> Given instruction: Every record below should be transcribed exactly. Omit the images.

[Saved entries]
_ _ _ _

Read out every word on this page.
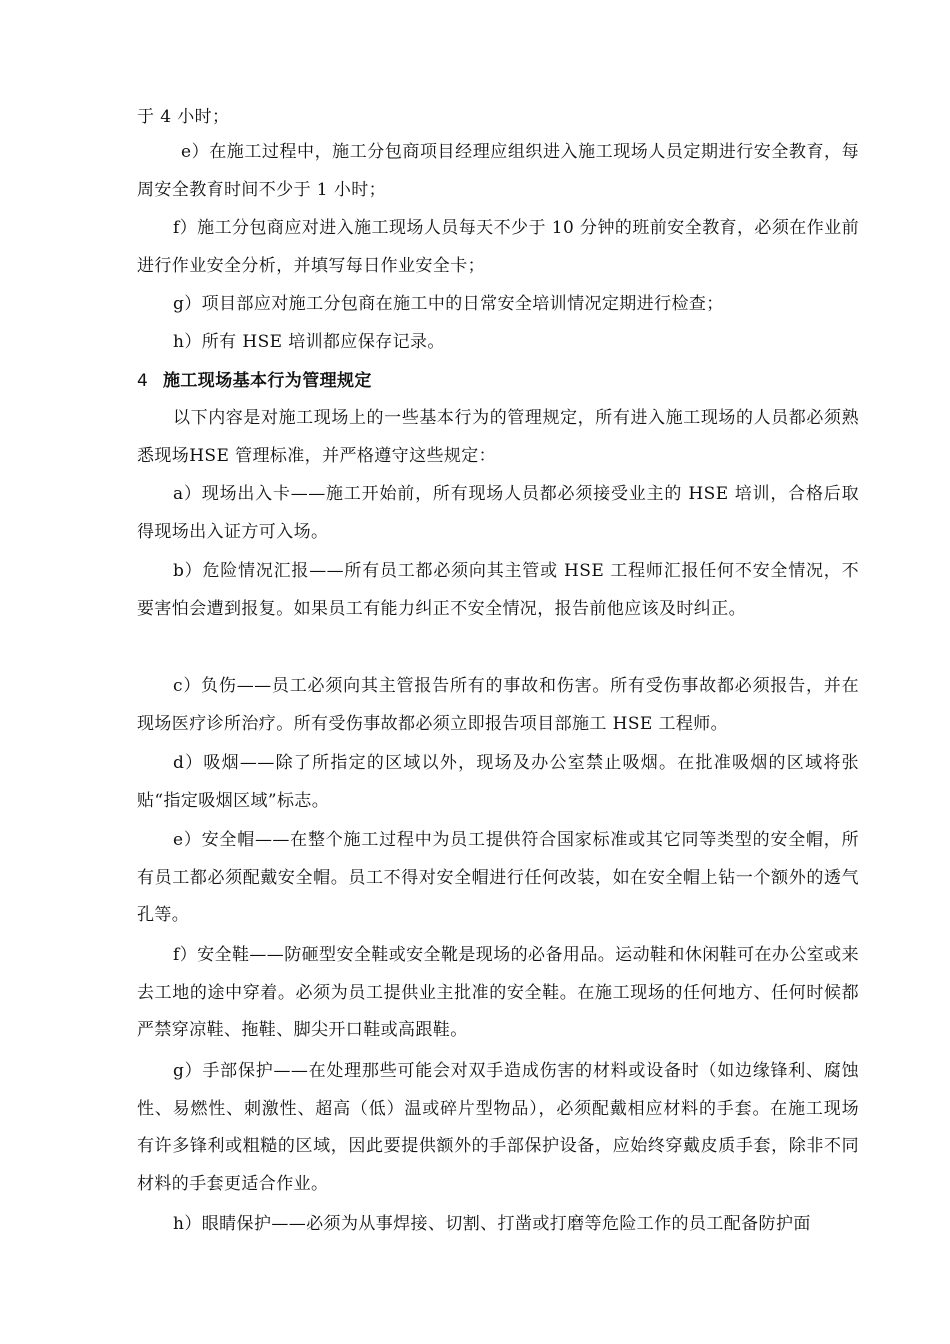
于 4 小时；

e）在施工过程中，施工分包商项目经理应组织进入施工现场人员定期进行安全教育，每周安全教育时间不少于 1 小时；

f）施工分包商应对进入施工现场人员每天不少于 10 分钟的班前安全教育，必须在作业前进行作业安全分析，并填写每日作业安全卡；

g）项目部应对施工分包商在施工中的日常安全培训情况定期进行检查；

h）所有 HSE 培训都应保存记录。

4 施工现场基本行为管理规定

以下内容是对施工现场上的一些基本行为的管理规定，所有进入施工现场的人员都必须熟悉现场HSE 管理标准，并严格遵守这些规定：

a）现场出入卡——施工开始前，所有现场人员都必须接受业主的 HSE 培训，合格后取得现场出入证方可入场。

b）危险情况汇报——所有员工都必须向其主管或 HSE 工程师汇报任何不安全情况，不要害怕会遭到报复。如果员工有能力纠正不安全情况，报告前他应该及时纠正。

c）负伤——员工必须向其主管报告所有的事故和伤害。所有受伤事故都必须报告，并在现场医疗诊所治疗。所有受伤事故都必须立即报告项目部施工 HSE 工程师。

d）吸烟——除了所指定的区域以外，现场及办公室禁止吸烟。在批准吸烟的区域将张贴“指定吸烟区域”标志。

e）安全帽——在整个施工过程中为员工提供符合国家标准或其它同等类型的安全帽，所有员工都必须配戴安全帽。员工不得对安全帽进行任何改装，如在安全帽上钻一个额外的透气孔等。

f）安全鞋——防砸型安全鞋或安全靴是现场的必备用品。运动鞋和休闲鞋可在办公室或来去工地的途中穿着。必须为员工提供业主批准的安全鞋。在施工现场的任何地方、任何时候都严禁穿凉鞋、拖鞋、脚尖开口鞋或高跟鞋。

g）手部保护——在处理那些可能会对双手造成伤害的材料或设备时（如边缘锋利、腐蚀性、易燃性、刺激性、超高（低）温或碎片型物品），必须配戴相应材料的手套。在施工现场有许多锋利或粗糙的区域，因此要提供额外的手部保护设备，应始终穿戴皮质手套，除非不同材料的手套更适合作业。

h）眼睛保护——必须为从事焊接、切割、打凿或打磨等危险工作的员工配备防护面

_ _ _ _

> Exercise output:
Read out every word on this page.
于 4 小时；

e）在施工过程中，施工分包商项目经理应组织进入施工现场人员定期进行安全教育，每周安全教育时间不少于 1 小时；

f）施工分包商应对进入施工现场人员每天不少于 10 分钟的班前安全教育，必须在作业前进行作业安全分析，并填写每日作业安全卡；

g）项目部应对施工分包商在施工中的日常安全培训情况定期进行检查；

h）所有 HSE 培训都应保存记录。

4 施工现场基本行为管理规定

以下内容是对施工现场上的一些基本行为的管理规定，所有进入施工现场的人员都必须熟悉现场HSE 管理标准，并严格遵守这些规定：

a）现场出入卡——施工开始前，所有现场人员都必须接受业主的 HSE 培训，合格后取得现场出入证方可入场。

b）危险情况汇报——所有员工都必须向其主管或 HSE 工程师汇报任何不安全情况，不要害怕会遭到报复。如果员工有能力纠正不安全情况，报告前他应该及时纠正。

c）负伤——员工必须向其主管报告所有的事故和伤害。所有受伤事故都必须报告，并在现场医疗诊所治疗。所有受伤事故都必须立即报告项目部施工 HSE 工程师。

d）吸烟——除了所指定的区域以外，现场及办公室禁止吸烟。在批准吸烟的区域将张贴“指定吸烟区域”标志。

e）安全帽——在整个施工过程中为员工提供符合国家标准或其它同等类型的安全帽，所有员工都必须配戴安全帽。员工不得对安全帽进行任何改装，如在安全帽上钻一个额外的透气孔等。

f）安全鞋——防砸型安全鞋或安全靴是现场的必备用品。运动鞋和休闲鞋可在办公室或来去工地的途中穿着。必须为员工提供业主批准的安全鞋。在施工现场的任何地方、任何时候都严禁穿凉鞋、拖鞋、脚尖开口鞋或高跟鞋。

g）手部保护——在处理那些可能会对双手造成伤害的材料或设备时（如边缘锋利、腐蚀性、易燃性、刺激性、超高（低）温或碎片型物品），必须配戴相应材料的手套。在施工现场有许多锋利或粗糙的区域，因此要提供额外的手部保护设备，应始终穿戴皮质手套，除非不同材料的手套更适合作业。

h）眼睛保护——必须为从事焊接、切割、打凿或打磨等危险工作的员工配备防护面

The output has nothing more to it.